--- WHAT YOU ARE ASKED TO DO ---
Write out the stretch of the records from the line containing "x-tick-label: Dec-19 [183, 343, 197, 382]" through the line containing "header-title: Indian Bond", both included, as a numbered list with any blank lines left out.

--- DATASET ROWS ---
- - -

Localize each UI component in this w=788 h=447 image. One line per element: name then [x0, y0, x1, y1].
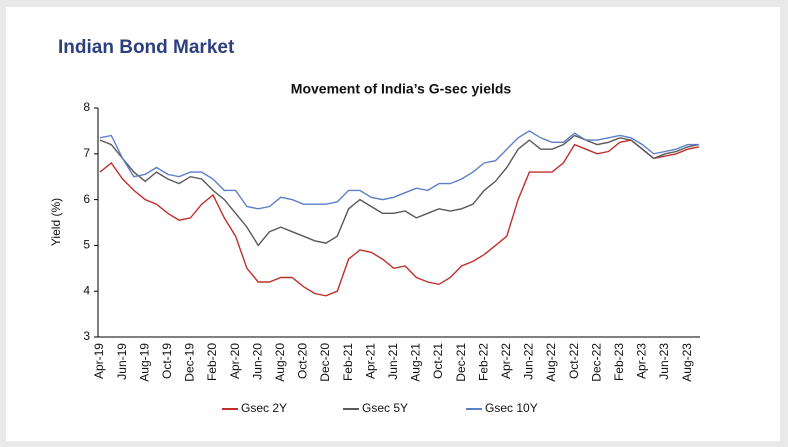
x-tick-label: Dec-19 [183, 343, 197, 382]
x-tick-label: Jun-21 [386, 343, 400, 380]
legend-label: Gsec 5Y [362, 401, 408, 415]
x-tick-label: Aug-20 [273, 343, 287, 382]
series-line [99, 139, 700, 297]
x-tick-label: Dec-22 [589, 343, 603, 382]
x-tick-label: Feb-23 [612, 343, 626, 381]
x-tick-label: Apr-23 [635, 343, 649, 379]
series-line [99, 134, 700, 247]
x-tick-label: Apr-21 [363, 343, 377, 379]
y-tick-label: 3 [83, 329, 90, 343]
x-tick-label: Oct-19 [160, 343, 174, 379]
x-tick-label: Dec-20 [318, 343, 332, 382]
y-tick-label: 4 [83, 283, 90, 297]
y-axis-label: Yield (%) [49, 198, 63, 246]
legend-label: Gsec 10Y [485, 401, 538, 415]
x-tick-label: Aug-19 [137, 343, 151, 382]
x-tick-label: Aug-21 [409, 343, 423, 382]
x-tick-label: Apr-19 [92, 343, 106, 379]
x-tick-label: Jun-19 [115, 343, 129, 380]
x-tick-label: Jun-20 [250, 343, 264, 380]
header-title: Indian Bond Market [58, 37, 235, 58]
y-tick-label: 5 [83, 238, 90, 252]
x-tick-label: Jun-23 [657, 343, 671, 380]
y-tick-label: 8 [83, 100, 90, 114]
x-tick-label: Aug-23 [680, 343, 694, 382]
y-tick-label: 6 [83, 192, 90, 206]
x-tick-label: Oct-22 [567, 343, 581, 379]
series-line [99, 130, 699, 210]
x-tick-label: Aug-22 [544, 343, 558, 382]
panel [6, 7, 780, 441]
x-tick-label: Oct-20 [296, 343, 310, 379]
x-tick-label: Apr-22 [499, 343, 513, 379]
legend-label: Gsec 2Y [241, 401, 287, 415]
x-tick-label: Oct-21 [431, 343, 445, 379]
x-tick-label: Feb-22 [476, 343, 490, 381]
x-tick-label: Feb-20 [205, 343, 219, 381]
x-tick-label: Jun-22 [522, 343, 536, 380]
x-tick-label: Dec-21 [454, 343, 468, 382]
x-tick-label: Apr-20 [228, 343, 242, 379]
chart-title: Movement of India’s G-sec yields [291, 81, 512, 97]
x-tick-label: Feb-21 [341, 343, 355, 381]
y-tick-label: 7 [83, 146, 90, 160]
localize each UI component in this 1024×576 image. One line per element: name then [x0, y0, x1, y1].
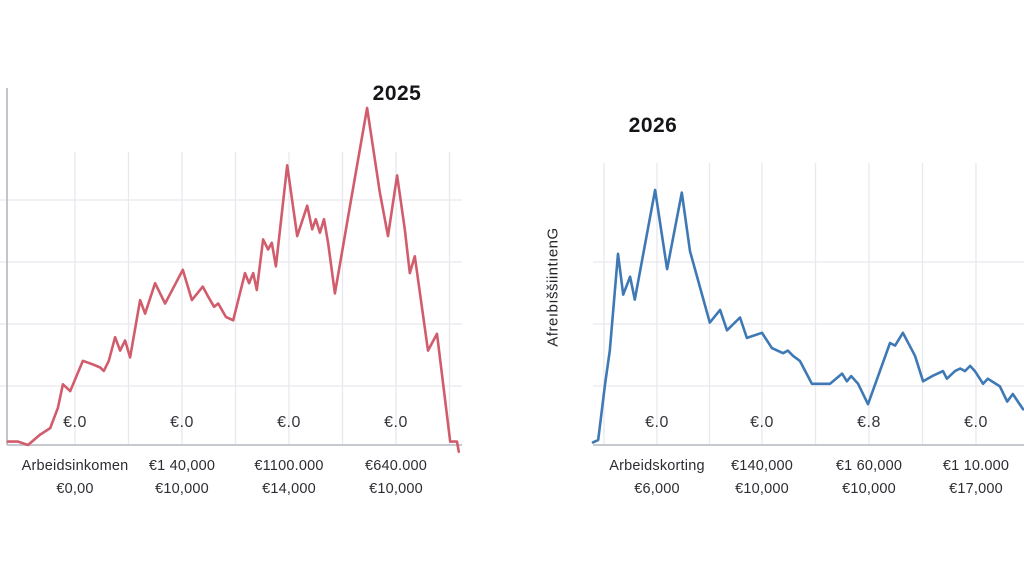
- x-axis-label-row2: €10,000: [155, 481, 209, 497]
- series-layer: [6, 106, 1024, 454]
- x-axis-label-row1: €140,000: [730, 458, 794, 474]
- x-axis-label-row1: Arbeidsinkomen: [21, 458, 129, 474]
- inline-tick-label: €.0: [63, 414, 87, 431]
- axis-layer: [6, 88, 1024, 446]
- x-axis-label-row1: €1 10.000: [942, 458, 1010, 474]
- inline-tick-label: €.0: [170, 414, 194, 431]
- chart-title-2025: 2025: [372, 82, 422, 105]
- inline-tick-label: €.0: [277, 414, 301, 431]
- x-axis-label-row1: Arbeidskorting: [609, 458, 705, 474]
- inline-tick-label: €.8: [857, 414, 881, 431]
- x-axis-label-row2: €17,000: [949, 481, 1003, 497]
- inline-tick-label: €.0: [645, 414, 669, 431]
- line-series-2025: [6, 106, 461, 454]
- x-axis-label-row1: €1 60,000: [835, 458, 903, 474]
- x-axis-label-row2: €6,000: [634, 481, 680, 497]
- x-axis-label-row2: €10,000: [842, 481, 896, 497]
- inline-tick-label: €.0: [964, 414, 988, 431]
- y-axis-label: AfreıbıššiintıenG: [544, 227, 562, 347]
- line-series-2026: [591, 188, 1024, 444]
- x-axis-label-row2: €10,000: [369, 481, 423, 497]
- x-axis-label-row1: €640.000: [364, 458, 428, 474]
- x-axis-label-row2: €10,000: [735, 481, 789, 497]
- chart-title-2026: 2026: [628, 114, 678, 137]
- inline-tick-label: €.0: [384, 414, 408, 431]
- x-axis-label-row2: €14,000: [262, 481, 316, 497]
- x-axis-label-row1: €1100.000: [254, 458, 324, 474]
- inline-tick-label: €.0: [750, 414, 774, 431]
- x-axis-label-row1: €1 40,000: [148, 458, 216, 474]
- x-axis-label-row2: €0,00: [56, 481, 94, 497]
- grid-layer: [0, 152, 1024, 445]
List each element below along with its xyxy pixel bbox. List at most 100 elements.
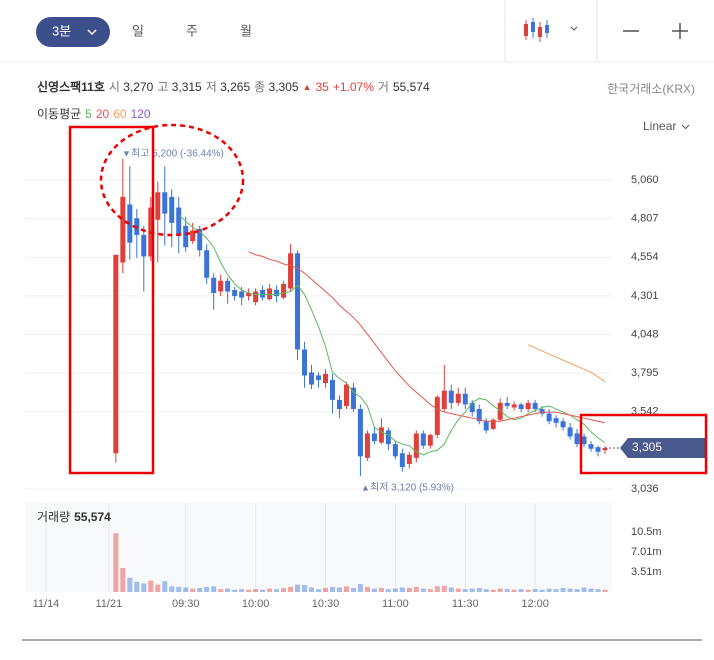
candle-body xyxy=(441,390,447,410)
quote: 시 3,270 xyxy=(109,78,153,95)
volume-bar xyxy=(434,586,440,592)
candle-body xyxy=(329,380,335,400)
volume-title: 거래량 xyxy=(37,510,71,524)
ma-legend-entry: 5 xyxy=(85,106,92,121)
plot: 3,0363,5423,7954,0484,3014,5544,8075,060… xyxy=(25,158,662,610)
candle-body xyxy=(546,413,552,422)
volume-bar xyxy=(469,588,475,592)
candle-body xyxy=(274,289,280,297)
volume-bar xyxy=(239,589,245,592)
chevron[interactable] xyxy=(681,124,690,130)
volume-bar xyxy=(183,587,189,592)
up-arrow: ▲ xyxy=(302,81,312,92)
x-tick-label: 11:00 xyxy=(382,598,409,610)
candle-body xyxy=(113,254,119,454)
candle-body xyxy=(288,253,294,289)
volume-bar xyxy=(322,588,328,592)
volume-bar xyxy=(602,589,608,592)
volume-bar xyxy=(190,588,196,592)
period-month[interactable]: 월 xyxy=(240,23,252,38)
volume-bar xyxy=(302,585,308,592)
volume-bar xyxy=(309,587,315,592)
volume-bar xyxy=(483,589,489,592)
volume-bar xyxy=(560,588,566,592)
candle-body xyxy=(232,289,238,297)
candle-body xyxy=(155,192,161,220)
ma-legend-label: 이동평균 xyxy=(37,107,82,121)
volume: 55,574 xyxy=(392,79,430,94)
candle-body xyxy=(476,409,482,422)
volume-bar xyxy=(316,589,321,592)
volume-bar xyxy=(336,587,342,592)
volume-bar xyxy=(364,586,370,592)
volume-bar xyxy=(211,586,217,592)
candle-body xyxy=(525,402,531,410)
volume-bar xyxy=(574,589,580,592)
candle-body xyxy=(176,207,182,236)
change: 35 xyxy=(315,79,329,94)
volume-bar xyxy=(113,533,119,592)
highlight-box xyxy=(579,413,708,475)
volume-bar xyxy=(155,584,161,592)
volume-bar xyxy=(197,588,203,592)
chevron xyxy=(87,29,97,36)
scale-label[interactable]: Linear xyxy=(643,119,676,133)
highlight-ellipse xyxy=(99,123,245,237)
volume-bar xyxy=(246,589,252,592)
volume-bar xyxy=(413,586,419,592)
highlight-box xyxy=(68,125,155,475)
volume-bar xyxy=(546,588,552,592)
candle-body xyxy=(357,409,363,457)
x-tick-label: 10:00 xyxy=(242,598,270,610)
chevron[interactable] xyxy=(570,26,578,31)
period-week[interactable]: 주 xyxy=(186,23,198,38)
y-tick-label: 4,554 xyxy=(631,251,659,263)
volume-bar xyxy=(476,588,482,592)
quote: 저 3,265 xyxy=(206,78,250,95)
volume-bar xyxy=(371,588,377,592)
volume-bar xyxy=(462,589,468,592)
ma-legend-entry: 60 xyxy=(113,106,127,121)
volume-bar xyxy=(281,588,287,592)
volume-bar xyxy=(267,588,273,592)
quote-label: 시 xyxy=(108,80,120,94)
candle-body xyxy=(322,373,328,384)
ma-legend: 이동평균 5 20 60 120 xyxy=(37,105,151,122)
candle-body xyxy=(532,402,538,410)
volume-bar xyxy=(176,586,182,592)
candle-body xyxy=(427,434,433,446)
candle-body xyxy=(406,454,412,464)
candle-body xyxy=(183,225,189,248)
quote-value: 3,270 xyxy=(123,80,154,94)
quote-value: 3,315 xyxy=(171,80,202,94)
candle-body xyxy=(378,427,384,443)
volume-bar xyxy=(588,588,594,592)
x-tick-label: 11/21 xyxy=(95,598,122,610)
volume-bar xyxy=(406,588,412,592)
period-day[interactable]: 일 xyxy=(132,23,144,38)
candle-body xyxy=(246,293,252,297)
candle-body xyxy=(364,433,370,458)
candle-body xyxy=(490,419,496,429)
low-label: 최저 3,120 (5.93%) xyxy=(370,482,454,494)
y-tick-label: 3,795 xyxy=(631,367,659,379)
x-tick-label: 11/14 xyxy=(33,598,60,610)
price-tag xyxy=(620,438,705,458)
chart-type-icon[interactable] xyxy=(524,18,549,42)
interval-button[interactable] xyxy=(36,17,110,47)
volume-bar xyxy=(232,589,238,592)
candle-body xyxy=(239,291,245,298)
candle-body xyxy=(190,230,196,242)
ma-line xyxy=(527,344,606,382)
ma-legend-entry: 120 xyxy=(130,106,151,121)
zoom-in[interactable] xyxy=(672,23,688,39)
candle-body xyxy=(455,393,461,403)
marker: ▲ xyxy=(361,482,370,492)
candle-body xyxy=(309,372,315,385)
candle-body xyxy=(197,228,203,251)
candle-body xyxy=(567,427,573,437)
candle-body xyxy=(462,393,468,405)
volume-tick-label: 3.51m xyxy=(631,566,662,578)
x-tick-label: 10:30 xyxy=(312,598,340,610)
candle-body xyxy=(511,404,517,408)
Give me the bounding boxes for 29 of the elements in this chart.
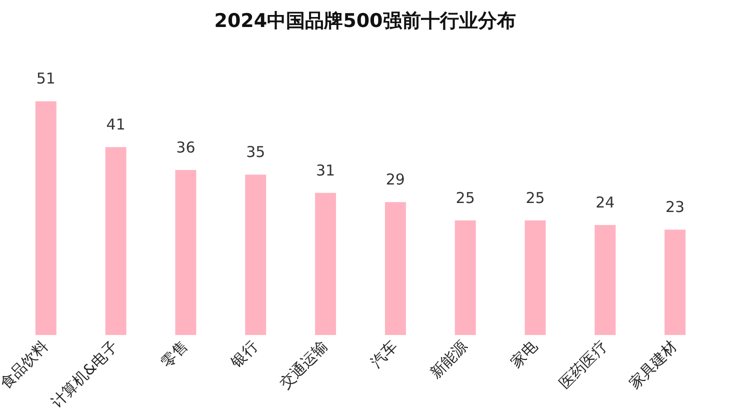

- - -

--- ANSWER TO THE TASK ---
1. x-tick-label: Dec-19 [183, 343, 197, 382]
2. x-tick-label: Jun-21 [386, 343, 400, 380]
3. legend-label: Gsec 5Y [362, 401, 408, 415]
4. x-tick-label: Aug-20 [273, 343, 287, 382]
5. series-line [99, 139, 700, 297]
6. x-tick-label: Dec-22 [589, 343, 603, 382]
7. x-tick-label: Feb-23 [612, 343, 626, 381]
8. x-tick-label: Apr-23 [635, 343, 649, 379]
9. series-line [99, 134, 700, 247]
10. x-tick-label: Apr-21 [363, 343, 377, 379]
11. y-tick-label: 3 [83, 329, 90, 343]
12. x-tick-label: Oct-19 [160, 343, 174, 379]
13. x-tick-label: Dec-20 [318, 343, 332, 382]
14. y-tick-label: 4 [83, 283, 90, 297]
15. y-axis-label: Yield (%) [49, 198, 63, 246]
16. legend-label: Gsec 10Y [485, 401, 538, 415]
17. x-tick-label: Aug-19 [137, 343, 151, 382]
18. x-tick-label: Aug-21 [409, 343, 423, 382]
19. x-tick-label: Apr-19 [92, 343, 106, 379]
20. x-tick-label: Jun-19 [115, 343, 129, 380]
21. x-tick-label: Jun-20 [250, 343, 264, 380]
22. header-title: Indian Bond Market [58, 37, 235, 58]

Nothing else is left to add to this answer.